• _The exercise_
Go to the line that contains "OCR this image." and extract it along with every line after it, exactly, through the end of the data below.

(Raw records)

------------------------------------------------------------

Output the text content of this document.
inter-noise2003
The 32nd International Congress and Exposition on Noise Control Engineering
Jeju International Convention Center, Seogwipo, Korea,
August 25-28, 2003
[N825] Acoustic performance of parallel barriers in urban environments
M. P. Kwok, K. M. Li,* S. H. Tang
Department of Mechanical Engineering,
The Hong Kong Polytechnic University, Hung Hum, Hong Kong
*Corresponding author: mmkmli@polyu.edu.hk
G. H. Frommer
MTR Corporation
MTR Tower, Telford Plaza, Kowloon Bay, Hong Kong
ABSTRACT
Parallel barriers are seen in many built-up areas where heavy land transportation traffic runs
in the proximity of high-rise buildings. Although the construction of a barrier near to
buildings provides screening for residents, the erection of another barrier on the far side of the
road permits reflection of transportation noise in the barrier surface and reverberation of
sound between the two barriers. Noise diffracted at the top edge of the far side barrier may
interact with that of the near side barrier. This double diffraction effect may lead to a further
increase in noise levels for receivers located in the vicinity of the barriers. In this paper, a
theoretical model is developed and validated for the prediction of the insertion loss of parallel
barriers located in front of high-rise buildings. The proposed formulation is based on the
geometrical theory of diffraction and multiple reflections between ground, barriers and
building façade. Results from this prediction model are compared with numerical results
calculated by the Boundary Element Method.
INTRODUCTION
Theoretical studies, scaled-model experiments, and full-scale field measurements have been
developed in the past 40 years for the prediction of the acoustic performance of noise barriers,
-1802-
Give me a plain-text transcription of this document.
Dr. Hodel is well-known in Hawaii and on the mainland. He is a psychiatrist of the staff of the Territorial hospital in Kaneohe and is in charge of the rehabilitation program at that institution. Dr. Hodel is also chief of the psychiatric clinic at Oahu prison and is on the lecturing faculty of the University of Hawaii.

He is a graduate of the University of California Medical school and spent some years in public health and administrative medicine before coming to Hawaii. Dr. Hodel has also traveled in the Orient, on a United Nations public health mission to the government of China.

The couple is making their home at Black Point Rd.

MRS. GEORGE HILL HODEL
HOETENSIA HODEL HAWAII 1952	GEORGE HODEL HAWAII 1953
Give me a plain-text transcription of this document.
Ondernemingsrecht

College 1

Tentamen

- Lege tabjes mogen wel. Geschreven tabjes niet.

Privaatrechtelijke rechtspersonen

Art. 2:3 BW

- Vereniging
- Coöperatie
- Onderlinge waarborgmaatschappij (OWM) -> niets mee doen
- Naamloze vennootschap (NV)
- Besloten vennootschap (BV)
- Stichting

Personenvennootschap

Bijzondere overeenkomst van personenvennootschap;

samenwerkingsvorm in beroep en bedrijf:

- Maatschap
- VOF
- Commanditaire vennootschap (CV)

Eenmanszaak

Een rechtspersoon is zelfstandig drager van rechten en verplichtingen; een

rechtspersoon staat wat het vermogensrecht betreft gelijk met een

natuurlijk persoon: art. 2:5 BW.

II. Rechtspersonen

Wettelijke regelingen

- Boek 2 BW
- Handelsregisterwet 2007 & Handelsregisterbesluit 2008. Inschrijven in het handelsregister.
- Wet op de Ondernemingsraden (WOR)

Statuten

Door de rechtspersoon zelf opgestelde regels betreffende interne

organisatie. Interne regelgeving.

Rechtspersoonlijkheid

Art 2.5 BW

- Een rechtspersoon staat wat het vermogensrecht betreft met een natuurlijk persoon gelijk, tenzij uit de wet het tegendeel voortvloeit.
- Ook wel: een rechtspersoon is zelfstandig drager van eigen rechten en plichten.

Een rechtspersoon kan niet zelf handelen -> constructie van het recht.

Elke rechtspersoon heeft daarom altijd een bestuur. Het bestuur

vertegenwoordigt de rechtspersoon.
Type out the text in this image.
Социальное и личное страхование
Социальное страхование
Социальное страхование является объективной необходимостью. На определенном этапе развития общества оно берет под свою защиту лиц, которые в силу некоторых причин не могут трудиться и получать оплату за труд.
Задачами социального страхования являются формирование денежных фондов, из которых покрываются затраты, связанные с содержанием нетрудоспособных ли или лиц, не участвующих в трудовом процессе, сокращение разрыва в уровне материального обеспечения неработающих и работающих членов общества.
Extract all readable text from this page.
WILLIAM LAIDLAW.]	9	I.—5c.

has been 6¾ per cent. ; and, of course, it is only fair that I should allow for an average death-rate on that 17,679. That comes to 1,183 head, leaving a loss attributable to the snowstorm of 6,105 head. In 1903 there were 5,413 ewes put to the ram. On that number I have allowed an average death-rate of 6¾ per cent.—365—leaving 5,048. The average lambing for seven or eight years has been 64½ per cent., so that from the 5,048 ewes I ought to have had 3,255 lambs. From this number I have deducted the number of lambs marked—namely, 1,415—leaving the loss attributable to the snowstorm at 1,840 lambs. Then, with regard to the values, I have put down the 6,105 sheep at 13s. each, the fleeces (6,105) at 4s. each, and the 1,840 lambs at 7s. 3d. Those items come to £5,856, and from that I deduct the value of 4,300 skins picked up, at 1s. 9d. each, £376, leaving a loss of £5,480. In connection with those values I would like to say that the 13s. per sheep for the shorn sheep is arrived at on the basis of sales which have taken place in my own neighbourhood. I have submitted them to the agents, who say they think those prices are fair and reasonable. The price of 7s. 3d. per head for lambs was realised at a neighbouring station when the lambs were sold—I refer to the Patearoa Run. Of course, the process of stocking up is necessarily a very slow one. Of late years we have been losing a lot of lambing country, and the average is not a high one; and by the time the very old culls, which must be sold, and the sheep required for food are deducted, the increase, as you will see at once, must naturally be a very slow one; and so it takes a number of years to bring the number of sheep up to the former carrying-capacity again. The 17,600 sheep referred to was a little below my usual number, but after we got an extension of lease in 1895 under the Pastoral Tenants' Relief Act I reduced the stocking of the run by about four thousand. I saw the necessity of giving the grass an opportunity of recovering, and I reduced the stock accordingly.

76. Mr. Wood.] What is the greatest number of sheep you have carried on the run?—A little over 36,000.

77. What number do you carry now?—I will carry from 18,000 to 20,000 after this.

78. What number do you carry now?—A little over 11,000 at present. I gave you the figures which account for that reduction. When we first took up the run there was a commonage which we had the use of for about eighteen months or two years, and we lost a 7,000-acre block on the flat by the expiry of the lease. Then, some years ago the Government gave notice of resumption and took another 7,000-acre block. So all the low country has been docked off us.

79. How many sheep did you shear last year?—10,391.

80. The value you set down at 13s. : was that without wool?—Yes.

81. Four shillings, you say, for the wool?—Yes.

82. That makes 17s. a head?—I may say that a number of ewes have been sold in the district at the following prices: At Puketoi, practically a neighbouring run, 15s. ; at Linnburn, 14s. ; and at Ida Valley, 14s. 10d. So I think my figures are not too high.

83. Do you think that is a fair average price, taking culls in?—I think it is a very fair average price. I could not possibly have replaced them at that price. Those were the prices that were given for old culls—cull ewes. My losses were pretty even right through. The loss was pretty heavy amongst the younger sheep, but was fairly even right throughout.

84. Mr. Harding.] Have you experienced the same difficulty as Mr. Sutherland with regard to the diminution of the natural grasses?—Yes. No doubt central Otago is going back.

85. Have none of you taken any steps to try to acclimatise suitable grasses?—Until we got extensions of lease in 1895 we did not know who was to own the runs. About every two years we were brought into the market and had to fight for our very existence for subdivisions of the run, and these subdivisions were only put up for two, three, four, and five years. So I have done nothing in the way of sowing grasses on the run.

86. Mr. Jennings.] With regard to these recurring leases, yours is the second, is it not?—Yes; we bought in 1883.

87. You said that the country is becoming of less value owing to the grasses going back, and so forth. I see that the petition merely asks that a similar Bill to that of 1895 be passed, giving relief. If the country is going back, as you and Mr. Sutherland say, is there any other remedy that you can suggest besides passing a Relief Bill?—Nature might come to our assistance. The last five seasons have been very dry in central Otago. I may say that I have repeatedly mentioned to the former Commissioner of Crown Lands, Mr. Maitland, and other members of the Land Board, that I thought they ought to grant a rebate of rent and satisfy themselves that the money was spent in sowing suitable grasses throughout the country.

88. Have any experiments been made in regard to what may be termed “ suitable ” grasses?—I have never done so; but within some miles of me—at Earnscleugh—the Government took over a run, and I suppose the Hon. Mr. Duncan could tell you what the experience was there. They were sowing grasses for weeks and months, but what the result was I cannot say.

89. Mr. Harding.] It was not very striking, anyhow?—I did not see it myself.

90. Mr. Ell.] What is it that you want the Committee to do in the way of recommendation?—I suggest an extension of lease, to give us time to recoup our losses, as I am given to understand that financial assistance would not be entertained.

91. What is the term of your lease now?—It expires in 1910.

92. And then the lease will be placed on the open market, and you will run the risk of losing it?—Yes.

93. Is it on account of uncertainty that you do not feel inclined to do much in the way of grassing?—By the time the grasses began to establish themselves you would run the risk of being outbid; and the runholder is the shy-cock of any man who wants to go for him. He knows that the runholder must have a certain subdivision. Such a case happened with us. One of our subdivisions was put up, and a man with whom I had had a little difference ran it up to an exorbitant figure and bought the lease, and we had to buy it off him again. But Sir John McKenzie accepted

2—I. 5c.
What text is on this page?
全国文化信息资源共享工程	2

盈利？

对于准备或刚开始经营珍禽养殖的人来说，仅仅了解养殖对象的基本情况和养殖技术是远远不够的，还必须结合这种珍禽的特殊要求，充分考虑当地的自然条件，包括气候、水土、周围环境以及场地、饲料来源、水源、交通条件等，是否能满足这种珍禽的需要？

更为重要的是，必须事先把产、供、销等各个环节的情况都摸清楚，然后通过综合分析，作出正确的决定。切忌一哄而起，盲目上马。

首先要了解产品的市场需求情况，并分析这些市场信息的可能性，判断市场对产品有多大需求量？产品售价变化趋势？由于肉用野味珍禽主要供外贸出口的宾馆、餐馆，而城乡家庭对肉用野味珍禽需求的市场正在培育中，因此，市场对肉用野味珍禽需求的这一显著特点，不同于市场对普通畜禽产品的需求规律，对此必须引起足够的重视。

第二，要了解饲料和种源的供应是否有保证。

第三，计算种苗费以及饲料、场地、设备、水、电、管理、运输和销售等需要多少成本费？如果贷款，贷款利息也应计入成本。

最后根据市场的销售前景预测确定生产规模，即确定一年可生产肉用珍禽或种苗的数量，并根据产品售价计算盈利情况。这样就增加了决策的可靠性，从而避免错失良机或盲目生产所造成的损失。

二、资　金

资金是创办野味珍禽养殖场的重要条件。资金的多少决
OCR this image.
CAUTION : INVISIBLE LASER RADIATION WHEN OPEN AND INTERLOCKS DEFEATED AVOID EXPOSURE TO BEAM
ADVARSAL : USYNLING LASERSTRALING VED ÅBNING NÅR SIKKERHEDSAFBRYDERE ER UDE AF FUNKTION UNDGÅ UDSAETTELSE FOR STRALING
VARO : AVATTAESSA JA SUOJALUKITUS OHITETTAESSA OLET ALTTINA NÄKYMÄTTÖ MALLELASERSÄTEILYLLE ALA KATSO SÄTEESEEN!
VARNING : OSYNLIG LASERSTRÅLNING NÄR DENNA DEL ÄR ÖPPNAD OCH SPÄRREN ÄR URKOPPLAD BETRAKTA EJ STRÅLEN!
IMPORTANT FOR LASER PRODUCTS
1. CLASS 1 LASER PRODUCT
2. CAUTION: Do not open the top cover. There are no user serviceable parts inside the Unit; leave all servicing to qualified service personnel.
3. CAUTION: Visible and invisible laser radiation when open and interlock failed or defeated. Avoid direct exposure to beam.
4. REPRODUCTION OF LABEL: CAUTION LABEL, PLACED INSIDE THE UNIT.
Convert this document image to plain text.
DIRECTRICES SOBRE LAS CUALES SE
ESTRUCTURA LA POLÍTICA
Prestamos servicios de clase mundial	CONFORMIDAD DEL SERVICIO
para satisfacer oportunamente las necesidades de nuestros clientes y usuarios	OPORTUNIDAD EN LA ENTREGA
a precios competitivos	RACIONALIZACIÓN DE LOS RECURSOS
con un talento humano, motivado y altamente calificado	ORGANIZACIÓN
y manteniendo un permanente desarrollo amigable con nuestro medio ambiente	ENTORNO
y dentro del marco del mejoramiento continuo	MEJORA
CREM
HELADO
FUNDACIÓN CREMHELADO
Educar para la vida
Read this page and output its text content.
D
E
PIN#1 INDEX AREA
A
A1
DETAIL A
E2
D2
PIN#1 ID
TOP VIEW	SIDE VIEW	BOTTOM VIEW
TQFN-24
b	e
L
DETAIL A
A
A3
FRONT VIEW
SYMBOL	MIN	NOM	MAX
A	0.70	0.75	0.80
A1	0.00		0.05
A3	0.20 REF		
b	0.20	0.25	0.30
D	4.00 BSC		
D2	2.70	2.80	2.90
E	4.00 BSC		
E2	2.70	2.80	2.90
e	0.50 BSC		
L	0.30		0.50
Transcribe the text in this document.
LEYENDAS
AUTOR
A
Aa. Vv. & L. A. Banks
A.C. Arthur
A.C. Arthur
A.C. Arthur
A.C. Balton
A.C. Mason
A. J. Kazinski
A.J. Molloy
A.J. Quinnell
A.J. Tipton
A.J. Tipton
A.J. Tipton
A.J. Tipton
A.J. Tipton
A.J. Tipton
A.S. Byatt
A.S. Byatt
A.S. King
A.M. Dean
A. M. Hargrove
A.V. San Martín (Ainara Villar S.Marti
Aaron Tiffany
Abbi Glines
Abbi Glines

------------------------------------------------------------

• _Result_
OCR this image.
CAUTION : INVISIBLE LASER RADIATION WHEN OPEN AND INTERLOCKS DEFEATED AVOID EXPOSURE TO BEAM
ADVARSAL : USYNLING LASERSTRALING VED ÅBNING NÅR SIKKERHEDSAFBRYDERE ER UDE AF FUNKTION UNDGÅ UDSAETTELSE FOR STRALING
VARO : AVATTAESSA JA SUOJALUKITUS OHITETTAESSA OLET ALTTINA NÄKYMÄTTÖ MALLELASERSÄTEILYLLE ALA KATSO SÄTEESEEN!
VARNING : OSYNLIG LASERSTRÅLNING NÄR DENNA DEL ÄR ÖPPNAD OCH SPÄRREN ÄR URKOPPLAD BETRAKTA EJ STRÅLEN!
IMPORTANT FOR LASER PRODUCTS
1. CLASS 1 LASER PRODUCT
2. CAUTION: Do not open the top cover. There are no user serviceable parts inside the Unit; leave all servicing to qualified service personnel.
3. CAUTION: Visible and invisible laser radiation when open and interlock failed or defeated. Avoid direct exposure to beam.
4. REPRODUCTION OF LABEL: CAUTION LABEL, PLACED INSIDE THE UNIT.
Convert this document image to plain text.
DIRECTRICES SOBRE LAS CUALES SE
ESTRUCTURA LA POLÍTICA
Prestamos servicios de clase mundial	CONFORMIDAD DEL SERVICIO
para satisfacer oportunamente las necesidades de nuestros clientes y usuarios	OPORTUNIDAD EN LA ENTREGA
a precios competitivos	RACIONALIZACIÓN DE LOS RECURSOS
con un talento humano, motivado y altamente calificado	ORGANIZACIÓN
y manteniendo un permanente desarrollo amigable con nuestro medio ambiente	ENTORNO
y dentro del marco del mejoramiento continuo	MEJORA
CREM
HELADO
FUNDACIÓN CREMHELADO
Educar para la vida
Read this page and output its text content.
D
E
PIN#1 INDEX AREA
A
A1
DETAIL A
E2
D2
PIN#1 ID
TOP VIEW	SIDE VIEW	BOTTOM VIEW
TQFN-24
b	e
L
DETAIL A
A
A3
FRONT VIEW
SYMBOL	MIN	NOM	MAX
A	0.70	0.75	0.80
A1	0.00		0.05
A3	0.20 REF		
b	0.20	0.25	0.30
D	4.00 BSC		
D2	2.70	2.80	2.90
E	4.00 BSC		
E2	2.70	2.80	2.90
e	0.50 BSC		
L	0.30		0.50
Transcribe the text in this document.
LEYENDAS
AUTOR
A
Aa. Vv. & L. A. Banks
A.C. Arthur
A.C. Arthur
A.C. Arthur
A.C. Balton
A.C. Mason
A. J. Kazinski
A.J. Molloy
A.J. Quinnell
A.J. Tipton
A.J. Tipton
A.J. Tipton
A.J. Tipton
A.J. Tipton
A.J. Tipton
A.S. Byatt
A.S. Byatt
A.S. King
A.M. Dean
A. M. Hargrove
A.V. San Martín (Ainara Villar S.Marti
Aaron Tiffany
Abbi Glines
Abbi Glines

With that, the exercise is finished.